[START Given data]

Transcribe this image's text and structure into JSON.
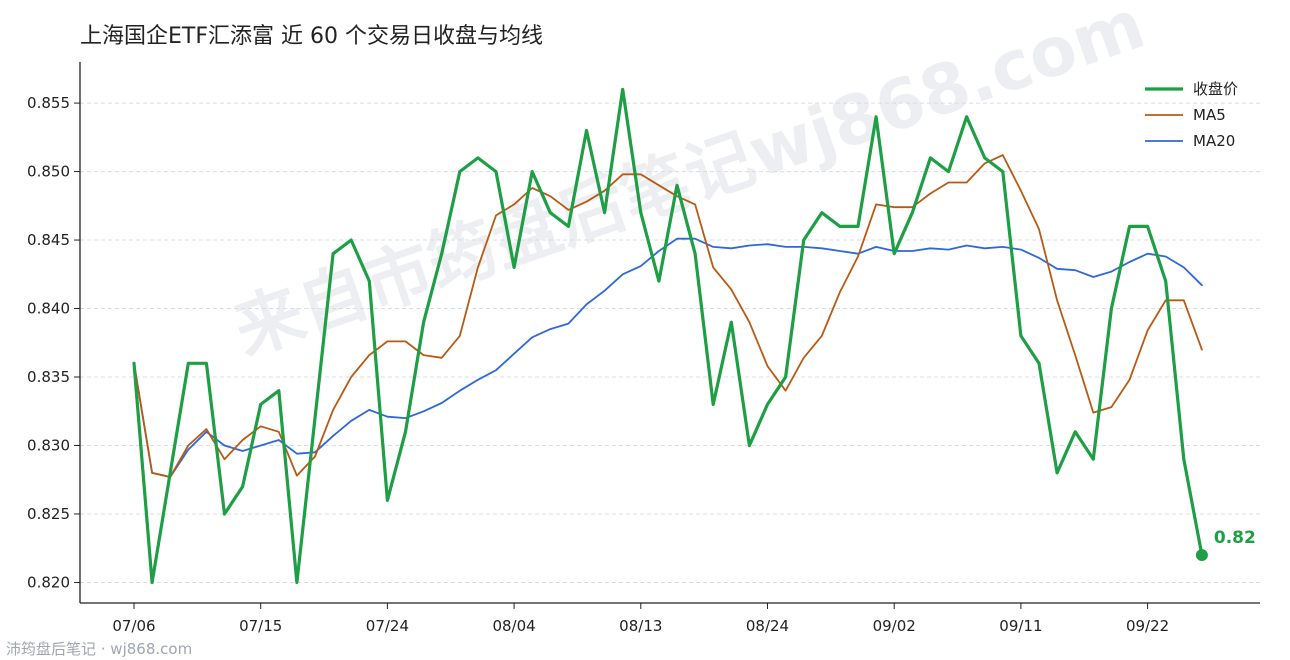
{
  "title": "上海国企ETF汇添富 近 60 个交易日收盘与均线",
  "footer": "沛筠盘后笔记 · wj868.com",
  "watermark": "来自市筠盘后笔记wj868.com",
  "chart_data": {
    "type": "line",
    "ylim": [
      0.8185,
      0.858
    ],
    "yticks": [
      "0.820",
      "0.825",
      "0.830",
      "0.835",
      "0.840",
      "0.845",
      "0.850",
      "0.855"
    ],
    "x_tick_labels": [
      {
        "index": 0,
        "label": "07/06"
      },
      {
        "index": 7,
        "label": "07/15"
      },
      {
        "index": 14,
        "label": "07/24"
      },
      {
        "index": 21,
        "label": "08/04"
      },
      {
        "index": 28,
        "label": "08/13"
      },
      {
        "index": 35,
        "label": "08/24"
      },
      {
        "index": 42,
        "label": "09/02"
      },
      {
        "index": 49,
        "label": "09/11"
      },
      {
        "index": 56,
        "label": "09/22"
      }
    ],
    "grid": "horizontal dashed",
    "legend_position": "top-right",
    "series": [
      {
        "name": "收盘价",
        "color": "#1e9e45",
        "values": [
          0.836,
          0.82,
          0.828,
          0.836,
          0.836,
          0.825,
          0.827,
          0.833,
          0.834,
          0.82,
          0.832,
          0.844,
          0.845,
          0.842,
          0.826,
          0.831,
          0.839,
          0.844,
          0.85,
          0.851,
          0.85,
          0.843,
          0.85,
          0.847,
          0.846,
          0.853,
          0.847,
          0.856,
          0.847,
          0.842,
          0.849,
          0.844,
          0.833,
          0.839,
          0.83,
          0.833,
          0.835,
          0.845,
          0.847,
          0.846,
          0.846,
          0.854,
          0.844,
          0.847,
          0.851,
          0.85,
          0.854,
          0.851,
          0.85,
          0.838,
          0.836,
          0.828,
          0.831,
          0.829,
          0.84,
          0.846,
          0.846,
          0.842,
          0.829,
          0.822
        ]
      },
      {
        "name": "MA5",
        "color": "#b85a14",
        "values": [
          0.836,
          0.828,
          0.8277,
          0.83,
          0.8312,
          0.829,
          0.8304,
          0.8314,
          0.831,
          0.8278,
          0.8292,
          0.8326,
          0.835,
          0.8366,
          0.8376,
          0.8376,
          0.8366,
          0.8364,
          0.838,
          0.843,
          0.8468,
          0.8476,
          0.8488,
          0.8482,
          0.8472,
          0.8478,
          0.8486,
          0.8498,
          0.8498,
          0.849,
          0.8482,
          0.8476,
          0.843,
          0.8414,
          0.839,
          0.8358,
          0.834,
          0.8364,
          0.838,
          0.8412,
          0.8438,
          0.8476,
          0.8474,
          0.8474,
          0.8484,
          0.8492,
          0.8492,
          0.8506,
          0.8512,
          0.8486,
          0.8458,
          0.8406,
          0.8366,
          0.8324,
          0.8328,
          0.8348,
          0.8384,
          0.8406,
          0.8406,
          0.837
        ]
      },
      {
        "name": "MA20",
        "color": "#2f68d8",
        "values": [
          0.836,
          0.828,
          0.8277,
          0.8297,
          0.831,
          0.83,
          0.8296,
          0.83,
          0.8304,
          0.8294,
          0.8295,
          0.8307,
          0.8318,
          0.8326,
          0.8321,
          0.832,
          0.8325,
          0.8331,
          0.834,
          0.8348,
          0.8355,
          0.8367,
          0.8379,
          0.8385,
          0.8389,
          0.8403,
          0.8413,
          0.8425,
          0.8431,
          0.8442,
          0.8451,
          0.8451,
          0.8445,
          0.8444,
          0.8446,
          0.8447,
          0.8445,
          0.8445,
          0.8444,
          0.8442,
          0.844,
          0.8445,
          0.8442,
          0.8442,
          0.8444,
          0.8443,
          0.8446,
          0.8444,
          0.8445,
          0.8443,
          0.8437,
          0.8429,
          0.8428,
          0.8423,
          0.8427,
          0.8434,
          0.844,
          0.8438,
          0.843,
          0.8417
        ]
      }
    ],
    "annotation": {
      "label": "0.82",
      "series": "收盘价",
      "index": 59
    }
  }
}
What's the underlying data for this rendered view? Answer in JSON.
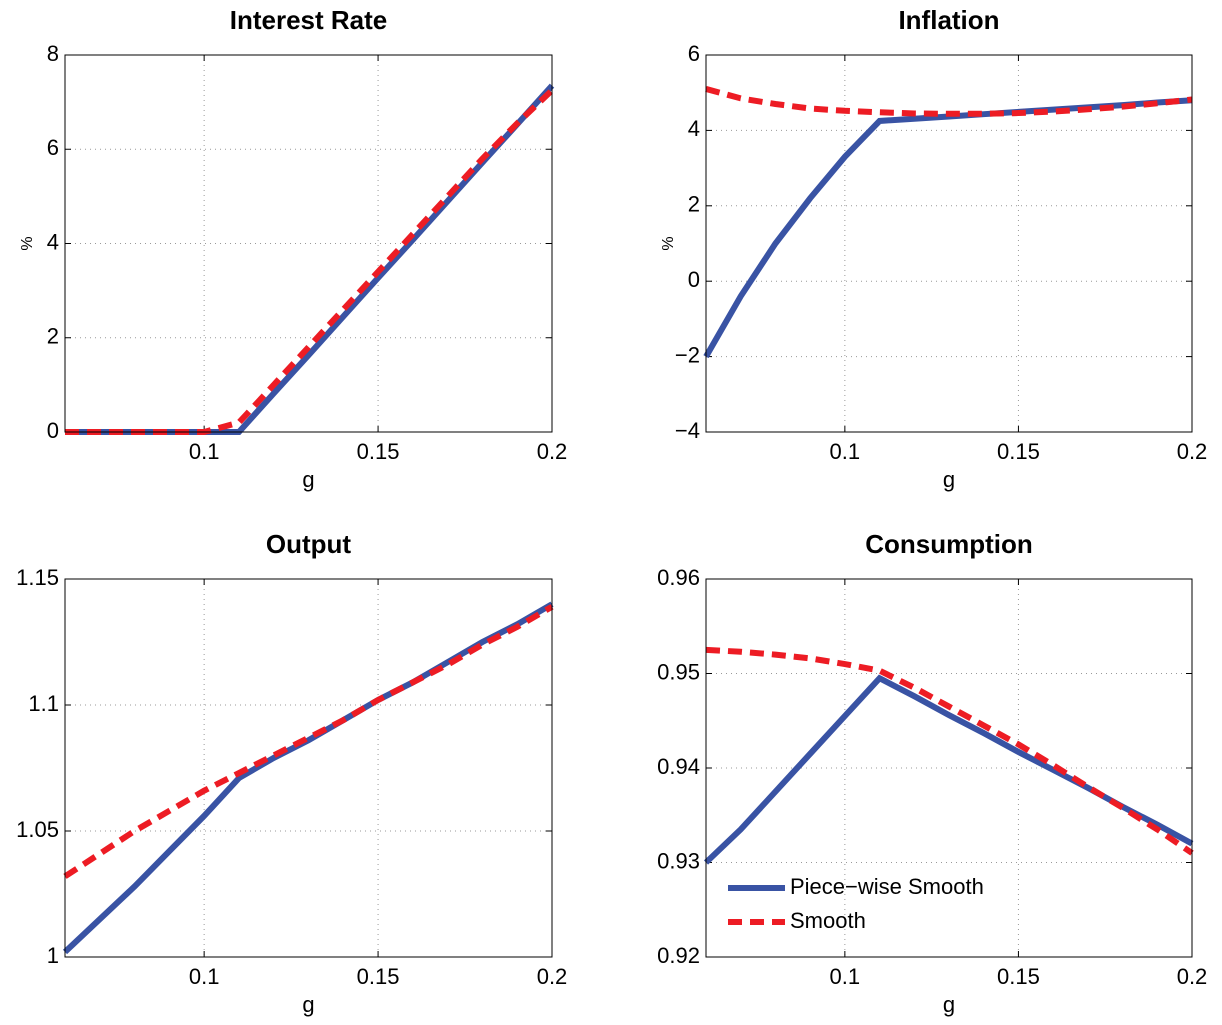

[END Given data]

Write out all the records again, exactly, minus any pictures.

Task output:
Transcribe this image's text and structure into JSON.
{
  "title": "上海国企ETF汇添富 近 60 个交易日收盘与均线",
  "footer": "沛筠盘后笔记 · wj868.com",
  "watermark": "来自市筠盘后笔记wj868.com",
  "chart_data": {
    "type": "line",
    "ylim": [
      0.8185,
      0.858
    ],
    "yticks": [
      "0.820",
      "0.825",
      "0.830",
      "0.835",
      "0.840",
      "0.845",
      "0.850",
      "0.855"
    ],
    "x_tick_labels": [
      {
        "index": 0,
        "label": "07/06"
      },
      {
        "index": 7,
        "label": "07/15"
      },
      {
        "index": 14,
        "label": "07/24"
      },
      {
        "index": 21,
        "label": "08/04"
      },
      {
        "index": 28,
        "label": "08/13"
      },
      {
        "index": 35,
        "label": "08/24"
      },
      {
        "index": 42,
        "label": "09/02"
      },
      {
        "index": 49,
        "label": "09/11"
      },
      {
        "index": 56,
        "label": "09/22"
      }
    ],
    "grid": "horizontal dashed",
    "legend_position": "top-right",
    "series": [
      {
        "name": "收盘价",
        "color": "#1e9e45",
        "values": [
          0.836,
          0.82,
          0.828,
          0.836,
          0.836,
          0.825,
          0.827,
          0.833,
          0.834,
          0.82,
          0.832,
          0.844,
          0.845,
          0.842,
          0.826,
          0.831,
          0.839,
          0.844,
          0.85,
          0.851,
          0.85,
          0.843,
          0.85,
          0.847,
          0.846,
          0.853,
          0.847,
          0.856,
          0.847,
          0.842,
          0.849,
          0.844,
          0.833,
          0.839,
          0.83,
          0.833,
          0.835,
          0.845,
          0.847,
          0.846,
          0.846,
          0.854,
          0.844,
          0.847,
          0.851,
          0.85,
          0.854,
          0.851,
          0.85,
          0.838,
          0.836,
          0.828,
          0.831,
          0.829,
          0.84,
          0.846,
          0.846,
          0.842,
          0.829,
          0.822
        ]
      },
      {
        "name": "MA5",
        "color": "#b85a14",
        "values": [
          0.836,
          0.828,
          0.8277,
          0.83,
          0.8312,
          0.829,
          0.8304,
          0.8314,
          0.831,
          0.8278,
          0.8292,
          0.8326,
          0.835,
          0.8366,
          0.8376,
          0.8376,
          0.8366,
          0.8364,
          0.838,
          0.843,
          0.8468,
          0.8476,
          0.8488,
          0.8482,
          0.8472,
          0.8478,
          0.8486,
          0.8498,
          0.8498,
          0.849,
          0.8482,
          0.8476,
          0.843,
          0.8414,
          0.839,
          0.8358,
          0.834,
          0.8364,
          0.838,
          0.8412,
          0.8438,
          0.8476,
          0.8474,
          0.8474,
          0.8484,
          0.8492,
          0.8492,
          0.8506,
          0.8512,
          0.8486,
          0.8458,
          0.8406,
          0.8366,
          0.8324,
          0.8328,
          0.8348,
          0.8384,
          0.8406,
          0.8406,
          0.837
        ]
      },
      {
        "name": "MA20",
        "color": "#2f68d8",
        "values": [
          0.836,
          0.828,
          0.8277,
          0.8297,
          0.831,
          0.83,
          0.8296,
          0.83,
          0.8304,
          0.8294,
          0.8295,
          0.8307,
          0.8318,
          0.8326,
          0.8321,
          0.832,
          0.8325,
          0.8331,
          0.834,
          0.8348,
          0.8355,
          0.8367,
          0.8379,
          0.8385,
          0.8389,
          0.8403,
          0.8413,
          0.8425,
          0.8431,
          0.8442,
          0.8451,
          0.8451,
          0.8445,
          0.8444,
          0.8446,
          0.8447,
          0.8445,
          0.8445,
          0.8444,
          0.8442,
          0.844,
          0.8445,
          0.8442,
          0.8442,
          0.8444,
          0.8443,
          0.8446,
          0.8444,
          0.8445,
          0.8443,
          0.8437,
          0.8429,
          0.8428,
          0.8423,
          0.8427,
          0.8434,
          0.844,
          0.8438,
          0.843,
          0.8417
        ]
      }
    ],
    "annotation": {
      "label": "0.82",
      "series": "收盘价",
      "index": 59
    }
  }
}
What's the underlying data for this rendered view? Answer in JSON.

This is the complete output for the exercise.